→ Given request: The listing beneath should be written out in full, exactly as shown.

====

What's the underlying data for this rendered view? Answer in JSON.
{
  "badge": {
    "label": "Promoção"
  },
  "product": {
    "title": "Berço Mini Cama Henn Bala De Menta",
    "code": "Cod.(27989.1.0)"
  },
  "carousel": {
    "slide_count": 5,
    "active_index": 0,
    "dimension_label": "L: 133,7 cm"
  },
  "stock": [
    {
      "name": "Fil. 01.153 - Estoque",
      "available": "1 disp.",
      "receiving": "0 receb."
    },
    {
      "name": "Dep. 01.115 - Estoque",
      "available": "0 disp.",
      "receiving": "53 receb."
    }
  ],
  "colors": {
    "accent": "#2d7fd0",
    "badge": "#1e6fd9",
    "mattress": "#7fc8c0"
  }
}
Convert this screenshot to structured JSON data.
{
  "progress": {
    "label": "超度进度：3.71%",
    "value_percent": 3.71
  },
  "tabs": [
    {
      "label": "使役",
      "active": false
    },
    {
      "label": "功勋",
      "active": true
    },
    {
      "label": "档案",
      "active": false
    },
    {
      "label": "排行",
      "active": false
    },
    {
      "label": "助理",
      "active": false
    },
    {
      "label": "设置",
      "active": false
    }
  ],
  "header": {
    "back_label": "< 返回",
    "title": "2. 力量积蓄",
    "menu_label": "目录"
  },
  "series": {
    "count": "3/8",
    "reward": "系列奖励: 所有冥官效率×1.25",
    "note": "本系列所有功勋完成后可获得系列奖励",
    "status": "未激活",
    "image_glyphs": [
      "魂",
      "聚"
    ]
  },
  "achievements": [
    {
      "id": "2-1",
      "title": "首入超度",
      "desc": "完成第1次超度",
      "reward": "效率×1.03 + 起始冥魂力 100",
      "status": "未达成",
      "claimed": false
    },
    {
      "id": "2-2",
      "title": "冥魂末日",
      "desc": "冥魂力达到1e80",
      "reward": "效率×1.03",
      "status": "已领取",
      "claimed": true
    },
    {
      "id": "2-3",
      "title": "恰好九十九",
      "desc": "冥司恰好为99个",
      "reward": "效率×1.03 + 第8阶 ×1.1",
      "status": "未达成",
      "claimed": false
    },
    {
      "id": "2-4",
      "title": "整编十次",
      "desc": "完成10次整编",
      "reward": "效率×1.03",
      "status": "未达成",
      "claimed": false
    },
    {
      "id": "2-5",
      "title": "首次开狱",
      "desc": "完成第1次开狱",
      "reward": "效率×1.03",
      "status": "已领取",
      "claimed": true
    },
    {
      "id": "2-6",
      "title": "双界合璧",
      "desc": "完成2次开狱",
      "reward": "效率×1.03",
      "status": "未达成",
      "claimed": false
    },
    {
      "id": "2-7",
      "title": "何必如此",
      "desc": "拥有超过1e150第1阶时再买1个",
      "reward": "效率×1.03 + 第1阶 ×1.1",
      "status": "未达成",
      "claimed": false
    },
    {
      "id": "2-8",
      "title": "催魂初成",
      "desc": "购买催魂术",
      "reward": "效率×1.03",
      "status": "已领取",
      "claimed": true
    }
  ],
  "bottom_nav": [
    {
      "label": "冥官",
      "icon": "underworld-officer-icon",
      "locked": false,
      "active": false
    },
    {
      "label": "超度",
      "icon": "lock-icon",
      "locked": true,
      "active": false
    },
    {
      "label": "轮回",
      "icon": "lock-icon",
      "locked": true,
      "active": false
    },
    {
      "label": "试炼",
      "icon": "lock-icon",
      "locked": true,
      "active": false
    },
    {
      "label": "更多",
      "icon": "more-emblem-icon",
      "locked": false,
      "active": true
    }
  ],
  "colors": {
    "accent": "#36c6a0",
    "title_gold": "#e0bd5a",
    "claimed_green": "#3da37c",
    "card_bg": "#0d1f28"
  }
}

====

→ Correct result:
What's the underlying data for this rendered view? Answer in JSON.
{
  "badge": {
    "label": "Promoção"
  },
  "product": {
    "title": "Berço Mini Cama Henn Bala De Menta",
    "code": "Cod.(27989.1.0)"
  },
  "carousel": {
    "slide_count": 5,
    "active_index": 0,
    "dimension_label": "L: 133,7 cm"
  },
  "stock": [
    {
      "name": "Fil. 01.153 - Estoque",
      "available": "1 disp.",
      "receiving": "0 receb."
    },
    {
      "name": "Dep. 01.115 - Estoque",
      "available": "0 disp.",
      "receiving": "53 receb."
    }
  ],
  "colors": {
    "accent": "#2d7fd0",
    "badge": "#1e6fd9",
    "mattress": "#7fc8c0"
  }
}
Convert this screenshot to structured JSON data.
{
  "progress": {
    "label": "超度进度：3.71%",
    "value_percent": 3.71
  },
  "tabs": [
    {
      "label": "使役",
      "active": false
    },
    {
      "label": "功勋",
      "active": true
    },
    {
      "label": "档案",
      "active": false
    },
    {
      "label": "排行",
      "active": false
    },
    {
      "label": "助理",
      "active": false
    },
    {
      "label": "设置",
      "active": false
    }
  ],
  "header": {
    "back_label": "< 返回",
    "title": "2. 力量积蓄",
    "menu_label": "目录"
  },
  "series": {
    "count": "3/8",
    "reward": "系列奖励: 所有冥官效率×1.25",
    "note": "本系列所有功勋完成后可获得系列奖励",
    "status": "未激活",
    "image_glyphs": [
      "魂",
      "聚"
    ]
  },
  "achievements": [
    {
      "id": "2-1",
      "title": "首入超度",
      "desc": "完成第1次超度",
      "reward": "效率×1.03 + 起始冥魂力 100",
      "status": "未达成",
      "claimed": false
    },
    {
      "id": "2-2",
      "title": "冥魂末日",
      "desc": "冥魂力达到1e80",
      "reward": "效率×1.03",
      "status": "已领取",
      "claimed": true
    },
    {
      "id": "2-3",
      "title": "恰好九十九",
      "desc": "冥司恰好为99个",
      "reward": "效率×1.03 + 第8阶 ×1.1",
      "status": "未达成",
      "claimed": false
    },
    {
      "id": "2-4",
      "title": "整编十次",
      "desc": "完成10次整编",
      "reward": "效率×1.03",
      "status": "未达成",
      "claimed": false
    },
    {
      "id": "2-5",
      "title": "首次开狱",
      "desc": "完成第1次开狱",
      "reward": "效率×1.03",
      "status": "已领取",
      "claimed": true
    },
    {
      "id": "2-6",
      "title": "双界合璧",
      "desc": "完成2次开狱",
      "reward": "效率×1.03",
      "status": "未达成",
      "claimed": false
    },
    {
      "id": "2-7",
      "title": "何必如此",
      "desc": "拥有超过1e150第1阶时再买1个",
      "reward": "效率×1.03 + 第1阶 ×1.1",
      "status": "未达成",
      "claimed": false
    },
    {
      "id": "2-8",
      "title": "催魂初成",
      "desc": "购买催魂术",
      "reward": "效率×1.03",
      "status": "已领取",
      "claimed": true
    }
  ],
  "bottom_nav": [
    {
      "label": "冥官",
      "icon": "underworld-officer-icon",
      "locked": false,
      "active": false
    },
    {
      "label": "超度",
      "icon": "lock-icon",
      "locked": true,
      "active": false
    },
    {
      "label": "轮回",
      "icon": "lock-icon",
      "locked": true,
      "active": false
    },
    {
      "label": "试炼",
      "icon": "lock-icon",
      "locked": true,
      "active": false
    },
    {
      "label": "更多",
      "icon": "more-emblem-icon",
      "locked": false,
      "active": true
    }
  ],
  "colors": {
    "accent": "#36c6a0",
    "title_gold": "#e0bd5a",
    "claimed_green": "#3da37c",
    "card_bg": "#0d1f28"
  }
}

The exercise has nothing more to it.